RECORDS TO USE ->
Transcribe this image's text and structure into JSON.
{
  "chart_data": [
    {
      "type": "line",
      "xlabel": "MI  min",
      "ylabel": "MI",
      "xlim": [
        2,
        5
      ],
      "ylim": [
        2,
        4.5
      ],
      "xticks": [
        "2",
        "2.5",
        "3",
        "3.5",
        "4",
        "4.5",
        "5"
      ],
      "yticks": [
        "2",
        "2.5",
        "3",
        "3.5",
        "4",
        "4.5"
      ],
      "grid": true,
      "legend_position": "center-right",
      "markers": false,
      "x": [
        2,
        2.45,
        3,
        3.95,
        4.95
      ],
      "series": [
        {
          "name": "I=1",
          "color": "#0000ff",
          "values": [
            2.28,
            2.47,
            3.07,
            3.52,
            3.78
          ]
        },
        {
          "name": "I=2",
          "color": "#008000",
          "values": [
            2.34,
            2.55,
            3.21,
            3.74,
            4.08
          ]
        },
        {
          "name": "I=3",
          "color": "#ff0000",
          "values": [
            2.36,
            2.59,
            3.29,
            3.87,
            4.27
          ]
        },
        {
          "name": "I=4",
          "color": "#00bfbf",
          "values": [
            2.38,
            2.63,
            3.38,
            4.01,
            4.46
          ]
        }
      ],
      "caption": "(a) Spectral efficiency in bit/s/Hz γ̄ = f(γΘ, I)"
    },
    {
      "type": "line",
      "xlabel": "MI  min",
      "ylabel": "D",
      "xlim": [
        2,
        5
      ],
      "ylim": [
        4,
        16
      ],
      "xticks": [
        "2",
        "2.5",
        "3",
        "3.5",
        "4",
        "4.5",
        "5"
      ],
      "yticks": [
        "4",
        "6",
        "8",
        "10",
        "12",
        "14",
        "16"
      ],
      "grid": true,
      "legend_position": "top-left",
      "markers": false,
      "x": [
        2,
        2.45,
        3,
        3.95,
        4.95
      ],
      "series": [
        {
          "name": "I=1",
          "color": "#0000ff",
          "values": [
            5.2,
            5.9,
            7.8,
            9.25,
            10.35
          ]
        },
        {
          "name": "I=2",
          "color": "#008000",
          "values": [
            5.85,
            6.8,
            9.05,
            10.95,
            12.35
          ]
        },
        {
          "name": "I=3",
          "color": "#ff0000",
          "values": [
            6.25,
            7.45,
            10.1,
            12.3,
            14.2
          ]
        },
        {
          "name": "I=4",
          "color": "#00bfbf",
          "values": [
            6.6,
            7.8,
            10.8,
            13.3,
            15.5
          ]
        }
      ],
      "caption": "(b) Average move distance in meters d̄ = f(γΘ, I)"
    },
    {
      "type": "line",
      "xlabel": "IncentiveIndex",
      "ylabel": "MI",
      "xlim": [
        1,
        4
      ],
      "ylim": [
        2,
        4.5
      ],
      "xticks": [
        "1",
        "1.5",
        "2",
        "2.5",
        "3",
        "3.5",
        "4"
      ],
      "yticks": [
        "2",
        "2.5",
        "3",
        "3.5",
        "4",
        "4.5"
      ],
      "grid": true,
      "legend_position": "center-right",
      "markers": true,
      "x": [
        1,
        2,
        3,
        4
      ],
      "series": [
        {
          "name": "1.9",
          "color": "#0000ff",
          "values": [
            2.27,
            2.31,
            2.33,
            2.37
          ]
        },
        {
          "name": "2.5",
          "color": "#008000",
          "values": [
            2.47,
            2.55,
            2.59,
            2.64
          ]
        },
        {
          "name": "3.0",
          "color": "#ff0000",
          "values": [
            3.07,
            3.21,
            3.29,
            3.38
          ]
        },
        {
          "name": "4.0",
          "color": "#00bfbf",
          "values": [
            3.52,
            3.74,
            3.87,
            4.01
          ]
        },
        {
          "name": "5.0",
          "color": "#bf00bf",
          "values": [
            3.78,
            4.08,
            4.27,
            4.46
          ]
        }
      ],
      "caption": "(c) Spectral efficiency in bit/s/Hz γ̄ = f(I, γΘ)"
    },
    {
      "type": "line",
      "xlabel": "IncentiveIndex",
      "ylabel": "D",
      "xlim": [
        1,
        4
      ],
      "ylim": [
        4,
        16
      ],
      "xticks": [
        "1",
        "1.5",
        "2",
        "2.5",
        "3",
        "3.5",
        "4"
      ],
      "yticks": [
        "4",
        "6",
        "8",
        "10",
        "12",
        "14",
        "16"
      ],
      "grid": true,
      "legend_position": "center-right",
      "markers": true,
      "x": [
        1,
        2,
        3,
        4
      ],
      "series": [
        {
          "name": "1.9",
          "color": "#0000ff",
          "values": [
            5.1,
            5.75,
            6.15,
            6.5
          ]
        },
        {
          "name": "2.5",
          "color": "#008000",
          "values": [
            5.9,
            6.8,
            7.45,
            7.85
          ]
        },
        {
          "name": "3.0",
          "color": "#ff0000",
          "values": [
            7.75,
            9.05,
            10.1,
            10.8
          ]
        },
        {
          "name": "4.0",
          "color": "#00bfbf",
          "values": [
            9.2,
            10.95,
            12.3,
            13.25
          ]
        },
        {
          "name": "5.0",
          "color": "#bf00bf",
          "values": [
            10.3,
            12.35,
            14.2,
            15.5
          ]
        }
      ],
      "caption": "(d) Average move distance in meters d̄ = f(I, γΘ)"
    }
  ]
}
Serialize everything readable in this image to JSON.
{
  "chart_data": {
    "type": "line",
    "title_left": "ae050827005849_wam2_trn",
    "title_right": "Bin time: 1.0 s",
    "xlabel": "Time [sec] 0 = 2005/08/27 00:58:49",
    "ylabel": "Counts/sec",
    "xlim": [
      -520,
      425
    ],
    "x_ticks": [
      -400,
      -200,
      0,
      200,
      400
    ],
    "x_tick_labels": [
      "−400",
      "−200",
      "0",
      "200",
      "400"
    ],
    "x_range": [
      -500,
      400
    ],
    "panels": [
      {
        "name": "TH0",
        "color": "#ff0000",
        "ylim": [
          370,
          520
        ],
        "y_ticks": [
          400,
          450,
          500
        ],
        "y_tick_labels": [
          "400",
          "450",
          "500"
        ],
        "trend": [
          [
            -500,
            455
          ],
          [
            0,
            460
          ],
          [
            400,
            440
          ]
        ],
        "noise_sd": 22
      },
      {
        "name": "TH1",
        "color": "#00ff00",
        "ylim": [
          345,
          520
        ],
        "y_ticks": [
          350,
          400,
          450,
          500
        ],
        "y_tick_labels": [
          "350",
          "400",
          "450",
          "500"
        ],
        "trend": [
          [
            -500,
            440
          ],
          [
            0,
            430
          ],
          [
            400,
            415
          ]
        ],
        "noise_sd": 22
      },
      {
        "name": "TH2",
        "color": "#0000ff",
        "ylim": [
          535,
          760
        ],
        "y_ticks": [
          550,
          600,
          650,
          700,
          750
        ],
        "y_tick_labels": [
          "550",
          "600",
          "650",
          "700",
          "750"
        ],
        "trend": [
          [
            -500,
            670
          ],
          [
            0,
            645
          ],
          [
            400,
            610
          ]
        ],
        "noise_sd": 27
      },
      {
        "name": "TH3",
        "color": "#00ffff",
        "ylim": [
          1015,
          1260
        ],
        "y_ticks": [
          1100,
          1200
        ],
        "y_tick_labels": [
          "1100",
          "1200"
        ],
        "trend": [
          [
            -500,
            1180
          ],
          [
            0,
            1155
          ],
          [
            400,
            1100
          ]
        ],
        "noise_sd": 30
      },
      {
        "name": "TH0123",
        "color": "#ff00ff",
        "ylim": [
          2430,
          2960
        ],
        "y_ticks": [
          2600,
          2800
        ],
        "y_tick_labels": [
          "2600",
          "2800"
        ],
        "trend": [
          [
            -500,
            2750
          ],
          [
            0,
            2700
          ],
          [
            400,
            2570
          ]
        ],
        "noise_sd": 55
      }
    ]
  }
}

WHAT TO DO ->
Using the records above, say how many lines include the string "this". Only the number is wanted.

ANSWER BELOW ->
2